──────── Data for this task ────────

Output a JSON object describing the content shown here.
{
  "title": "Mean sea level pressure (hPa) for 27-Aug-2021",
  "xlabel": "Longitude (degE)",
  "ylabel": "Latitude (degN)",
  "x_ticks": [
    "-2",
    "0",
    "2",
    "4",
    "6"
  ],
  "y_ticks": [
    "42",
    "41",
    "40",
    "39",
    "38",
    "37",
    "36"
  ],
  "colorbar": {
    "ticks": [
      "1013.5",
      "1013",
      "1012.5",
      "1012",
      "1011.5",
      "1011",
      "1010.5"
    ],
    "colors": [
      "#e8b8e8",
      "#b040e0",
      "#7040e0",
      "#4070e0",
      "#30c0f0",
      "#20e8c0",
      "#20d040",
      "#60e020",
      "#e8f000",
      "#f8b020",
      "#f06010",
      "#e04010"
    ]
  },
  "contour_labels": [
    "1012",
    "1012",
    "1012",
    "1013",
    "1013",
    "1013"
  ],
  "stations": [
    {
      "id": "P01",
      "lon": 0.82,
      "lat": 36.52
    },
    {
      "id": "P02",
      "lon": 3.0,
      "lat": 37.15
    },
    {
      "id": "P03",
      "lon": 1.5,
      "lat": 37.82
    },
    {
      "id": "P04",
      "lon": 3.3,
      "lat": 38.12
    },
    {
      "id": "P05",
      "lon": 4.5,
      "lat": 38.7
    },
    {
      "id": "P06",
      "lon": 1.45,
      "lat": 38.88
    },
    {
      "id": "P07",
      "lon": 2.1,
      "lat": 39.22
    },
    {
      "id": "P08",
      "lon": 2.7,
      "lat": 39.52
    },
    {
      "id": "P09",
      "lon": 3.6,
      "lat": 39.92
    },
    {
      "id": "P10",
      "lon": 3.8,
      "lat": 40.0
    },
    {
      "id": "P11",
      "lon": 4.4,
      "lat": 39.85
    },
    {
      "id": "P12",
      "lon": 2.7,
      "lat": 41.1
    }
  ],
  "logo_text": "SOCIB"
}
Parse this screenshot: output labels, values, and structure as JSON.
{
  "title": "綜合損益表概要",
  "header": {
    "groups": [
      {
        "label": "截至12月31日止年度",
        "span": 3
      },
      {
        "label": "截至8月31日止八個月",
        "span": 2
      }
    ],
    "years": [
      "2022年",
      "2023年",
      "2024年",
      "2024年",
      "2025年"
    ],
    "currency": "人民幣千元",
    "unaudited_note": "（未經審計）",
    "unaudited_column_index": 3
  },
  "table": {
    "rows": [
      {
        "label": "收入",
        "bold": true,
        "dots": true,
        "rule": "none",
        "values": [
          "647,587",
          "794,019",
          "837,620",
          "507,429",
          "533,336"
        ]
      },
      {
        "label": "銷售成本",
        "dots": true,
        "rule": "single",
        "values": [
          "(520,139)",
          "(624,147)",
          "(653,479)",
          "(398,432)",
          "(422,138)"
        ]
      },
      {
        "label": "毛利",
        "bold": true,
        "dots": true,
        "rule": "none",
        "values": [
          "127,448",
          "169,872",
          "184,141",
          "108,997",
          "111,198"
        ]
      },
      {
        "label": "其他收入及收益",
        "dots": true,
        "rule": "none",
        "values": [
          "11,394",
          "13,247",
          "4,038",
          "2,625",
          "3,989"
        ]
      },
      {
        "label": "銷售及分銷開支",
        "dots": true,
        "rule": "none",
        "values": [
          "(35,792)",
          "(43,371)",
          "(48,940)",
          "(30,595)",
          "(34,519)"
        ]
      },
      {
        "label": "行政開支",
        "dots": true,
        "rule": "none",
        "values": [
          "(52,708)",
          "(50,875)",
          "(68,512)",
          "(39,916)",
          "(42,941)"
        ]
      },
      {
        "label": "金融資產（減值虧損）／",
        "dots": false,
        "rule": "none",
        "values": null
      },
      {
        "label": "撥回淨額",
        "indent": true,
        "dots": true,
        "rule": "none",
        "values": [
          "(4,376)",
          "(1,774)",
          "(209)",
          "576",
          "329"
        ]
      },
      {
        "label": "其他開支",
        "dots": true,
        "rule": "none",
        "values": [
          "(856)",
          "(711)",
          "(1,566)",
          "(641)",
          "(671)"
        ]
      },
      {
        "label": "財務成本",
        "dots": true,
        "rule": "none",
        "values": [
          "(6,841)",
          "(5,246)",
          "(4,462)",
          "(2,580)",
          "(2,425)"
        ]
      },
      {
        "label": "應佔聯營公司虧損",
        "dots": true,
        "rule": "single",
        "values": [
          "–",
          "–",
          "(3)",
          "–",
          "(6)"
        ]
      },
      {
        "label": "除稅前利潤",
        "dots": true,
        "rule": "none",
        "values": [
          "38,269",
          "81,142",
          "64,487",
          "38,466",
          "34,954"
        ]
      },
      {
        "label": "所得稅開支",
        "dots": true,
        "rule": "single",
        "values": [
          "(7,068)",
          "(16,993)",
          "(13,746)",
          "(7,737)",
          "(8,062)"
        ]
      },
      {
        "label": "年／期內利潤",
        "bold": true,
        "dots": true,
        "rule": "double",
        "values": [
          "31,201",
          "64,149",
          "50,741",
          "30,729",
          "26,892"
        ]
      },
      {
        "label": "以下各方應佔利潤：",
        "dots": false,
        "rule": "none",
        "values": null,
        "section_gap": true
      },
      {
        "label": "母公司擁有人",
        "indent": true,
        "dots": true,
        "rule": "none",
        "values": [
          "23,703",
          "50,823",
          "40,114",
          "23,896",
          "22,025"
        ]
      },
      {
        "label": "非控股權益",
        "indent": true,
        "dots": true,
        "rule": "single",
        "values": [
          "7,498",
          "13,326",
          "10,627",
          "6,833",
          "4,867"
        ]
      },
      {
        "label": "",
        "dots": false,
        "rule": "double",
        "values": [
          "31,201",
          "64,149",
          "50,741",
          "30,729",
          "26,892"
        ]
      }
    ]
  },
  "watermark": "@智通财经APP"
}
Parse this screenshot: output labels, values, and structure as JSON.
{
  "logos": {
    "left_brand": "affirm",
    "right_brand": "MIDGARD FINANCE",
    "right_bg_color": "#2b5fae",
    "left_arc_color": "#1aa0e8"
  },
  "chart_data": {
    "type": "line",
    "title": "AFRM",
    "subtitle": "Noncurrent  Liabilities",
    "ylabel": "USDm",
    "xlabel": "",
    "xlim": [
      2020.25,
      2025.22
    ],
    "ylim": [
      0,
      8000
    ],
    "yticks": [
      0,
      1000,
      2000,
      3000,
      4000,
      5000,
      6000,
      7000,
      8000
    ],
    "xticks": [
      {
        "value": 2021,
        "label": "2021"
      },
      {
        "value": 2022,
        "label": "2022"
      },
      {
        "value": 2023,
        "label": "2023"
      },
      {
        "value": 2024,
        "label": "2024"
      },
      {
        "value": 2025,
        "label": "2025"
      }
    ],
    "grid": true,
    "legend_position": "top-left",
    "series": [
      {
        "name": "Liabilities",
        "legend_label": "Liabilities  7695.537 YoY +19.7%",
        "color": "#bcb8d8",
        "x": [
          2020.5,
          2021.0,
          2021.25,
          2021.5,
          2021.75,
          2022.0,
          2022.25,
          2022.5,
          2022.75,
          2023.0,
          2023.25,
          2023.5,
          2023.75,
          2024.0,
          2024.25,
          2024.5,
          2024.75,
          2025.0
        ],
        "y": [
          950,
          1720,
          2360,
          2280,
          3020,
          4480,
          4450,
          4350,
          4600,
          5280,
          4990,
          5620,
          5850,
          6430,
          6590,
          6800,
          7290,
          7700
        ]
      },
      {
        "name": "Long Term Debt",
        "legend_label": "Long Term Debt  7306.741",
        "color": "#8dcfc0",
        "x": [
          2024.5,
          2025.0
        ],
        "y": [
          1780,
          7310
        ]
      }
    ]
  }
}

────────

What the task requires
Please quote the data above in full, with no line missing.

Written response
Output a JSON object describing the content shown here.
{
  "title": "Mean sea level pressure (hPa) for 27-Aug-2021",
  "xlabel": "Longitude (degE)",
  "ylabel": "Latitude (degN)",
  "x_ticks": [
    "-2",
    "0",
    "2",
    "4",
    "6"
  ],
  "y_ticks": [
    "42",
    "41",
    "40",
    "39",
    "38",
    "37",
    "36"
  ],
  "colorbar": {
    "ticks": [
      "1013.5",
      "1013",
      "1012.5",
      "1012",
      "1011.5",
      "1011",
      "1010.5"
    ],
    "colors": [
      "#e8b8e8",
      "#b040e0",
      "#7040e0",
      "#4070e0",
      "#30c0f0",
      "#20e8c0",
      "#20d040",
      "#60e020",
      "#e8f000",
      "#f8b020",
      "#f06010",
      "#e04010"
    ]
  },
  "contour_labels": [
    "1012",
    "1012",
    "1012",
    "1013",
    "1013",
    "1013"
  ],
  "stations": [
    {
      "id": "P01",
      "lon": 0.82,
      "lat": 36.52
    },
    {
      "id": "P02",
      "lon": 3.0,
      "lat": 37.15
    },
    {
      "id": "P03",
      "lon": 1.5,
      "lat": 37.82
    },
    {
      "id": "P04",
      "lon": 3.3,
      "lat": 38.12
    },
    {
      "id": "P05",
      "lon": 4.5,
      "lat": 38.7
    },
    {
      "id": "P06",
      "lon": 1.45,
      "lat": 38.88
    },
    {
      "id": "P07",
      "lon": 2.1,
      "lat": 39.22
    },
    {
      "id": "P08",
      "lon": 2.7,
      "lat": 39.52
    },
    {
      "id": "P09",
      "lon": 3.6,
      "lat": 39.92
    },
    {
      "id": "P10",
      "lon": 3.8,
      "lat": 40.0
    },
    {
      "id": "P11",
      "lon": 4.4,
      "lat": 39.85
    },
    {
      "id": "P12",
      "lon": 2.7,
      "lat": 41.1
    }
  ],
  "logo_text": "SOCIB"
}
Parse this screenshot: output labels, values, and structure as JSON.
{
  "title": "綜合損益表概要",
  "header": {
    "groups": [
      {
        "label": "截至12月31日止年度",
        "span": 3
      },
      {
        "label": "截至8月31日止八個月",
        "span": 2
      }
    ],
    "years": [
      "2022年",
      "2023年",
      "2024年",
      "2024年",
      "2025年"
    ],
    "currency": "人民幣千元",
    "unaudited_note": "（未經審計）",
    "unaudited_column_index": 3
  },
  "table": {
    "rows": [
      {
        "label": "收入",
        "bold": true,
        "dots": true,
        "rule": "none",
        "values": [
          "647,587",
          "794,019",
          "837,620",
          "507,429",
          "533,336"
        ]
      },
      {
        "label": "銷售成本",
        "dots": true,
        "rule": "single",
        "values": [
          "(520,139)",
          "(624,147)",
          "(653,479)",
          "(398,432)",
          "(422,138)"
        ]
      },
      {
        "label": "毛利",
        "bold": true,
        "dots": true,
        "rule": "none",
        "values": [
          "127,448",
          "169,872",
          "184,141",
          "108,997",
          "111,198"
        ]
      },
      {
        "label": "其他收入及收益",
        "dots": true,
        "rule": "none",
        "values": [
          "11,394",
          "13,247",
          "4,038",
          "2,625",
          "3,989"
        ]
      },
      {
        "label": "銷售及分銷開支",
        "dots": true,
        "rule": "none",
        "values": [
          "(35,792)",
          "(43,371)",
          "(48,940)",
          "(30,595)",
          "(34,519)"
        ]
      },
      {
        "label": "行政開支",
        "dots": true,
        "rule": "none",
        "values": [
          "(52,708)",
          "(50,875)",
          "(68,512)",
          "(39,916)",
          "(42,941)"
        ]
      },
      {
        "label": "金融資產（減值虧損）／",
        "dots": false,
        "rule": "none",
        "values": null
      },
      {
        "label": "撥回淨額",
        "indent": true,
        "dots": true,
        "rule": "none",
        "values": [
          "(4,376)",
          "(1,774)",
          "(209)",
          "576",
          "329"
        ]
      },
      {
        "label": "其他開支",
        "dots": true,
        "rule": "none",
        "values": [
          "(856)",
          "(711)",
          "(1,566)",
          "(641)",
          "(671)"
        ]
      },
      {
        "label": "財務成本",
        "dots": true,
        "rule": "none",
        "values": [
          "(6,841)",
          "(5,246)",
          "(4,462)",
          "(2,580)",
          "(2,425)"
        ]
      },
      {
        "label": "應佔聯營公司虧損",
        "dots": true,
        "rule": "single",
        "values": [
          "–",
          "–",
          "(3)",
          "–",
          "(6)"
        ]
      },
      {
        "label": "除稅前利潤",
        "dots": true,
        "rule": "none",
        "values": [
          "38,269",
          "81,142",
          "64,487",
          "38,466",
          "34,954"
        ]
      },
      {
        "label": "所得稅開支",
        "dots": true,
        "rule": "single",
        "values": [
          "(7,068)",
          "(16,993)",
          "(13,746)",
          "(7,737)",
          "(8,062)"
        ]
      },
      {
        "label": "年／期內利潤",
        "bold": true,
        "dots": true,
        "rule": "double",
        "values": [
          "31,201",
          "64,149",
          "50,741",
          "30,729",
          "26,892"
        ]
      },
      {
        "label": "以下各方應佔利潤：",
        "dots": false,
        "rule": "none",
        "values": null,
        "section_gap": true
      },
      {
        "label": "母公司擁有人",
        "indent": true,
        "dots": true,
        "rule": "none",
        "values": [
          "23,703",
          "50,823",
          "40,114",
          "23,896",
          "22,025"
        ]
      },
      {
        "label": "非控股權益",
        "indent": true,
        "dots": true,
        "rule": "single",
        "values": [
          "7,498",
          "13,326",
          "10,627",
          "6,833",
          "4,867"
        ]
      },
      {
        "label": "",
        "dots": false,
        "rule": "double",
        "values": [
          "31,201",
          "64,149",
          "50,741",
          "30,729",
          "26,892"
        ]
      }
    ]
  },
  "watermark": "@智通财经APP"
}
Parse this screenshot: output labels, values, and structure as JSON.
{
  "logos": {
    "left_brand": "affirm",
    "right_brand": "MIDGARD FINANCE",
    "right_bg_color": "#2b5fae",
    "left_arc_color": "#1aa0e8"
  },
  "chart_data": {
    "type": "line",
    "title": "AFRM",
    "subtitle": "Noncurrent  Liabilities",
    "ylabel": "USDm",
    "xlabel": "",
    "xlim": [
      2020.25,
      2025.22
    ],
    "ylim": [
      0,
      8000
    ],
    "yticks": [
      0,
      1000,
      2000,
      3000,
      4000,
      5000,
      6000,
      7000,
      8000
    ],
    "xticks": [
      {
        "value": 2021,
        "label": "2021"
      },
      {
        "value": 2022,
        "label": "2022"
      },
      {
        "value": 2023,
        "label": "2023"
      },
      {
        "value": 2024,
        "label": "2024"
      },
      {
        "value": 2025,
        "label": "2025"
      }
    ],
    "grid": true,
    "legend_position": "top-left",
    "series": [
      {
        "name": "Liabilities",
        "legend_label": "Liabilities  7695.537 YoY +19.7%",
        "color": "#bcb8d8",
        "x": [
          2020.5,
          2021.0,
          2021.25,
          2021.5,
          2021.75,
          2022.0,
          2022.25,
          2022.5,
          2022.75,
          2023.0,
          2023.25,
          2023.5,
          2023.75,
          2024.0,
          2024.25,
          2024.5,
          2024.75,
          2025.0
        ],
        "y": [
          950,
          1720,
          2360,
          2280,
          3020,
          4480,
          4450,
          4350,
          4600,
          5280,
          4990,
          5620,
          5850,
          6430,
          6590,
          6800,
          7290,
          7700
        ]
      },
      {
        "name": "Long Term Debt",
        "legend_label": "Long Term Debt  7306.741",
        "color": "#8dcfc0",
        "x": [
          2024.5,
          2025.0
        ],
        "y": [
          1780,
          7310
        ]
      }
    ]
  }
}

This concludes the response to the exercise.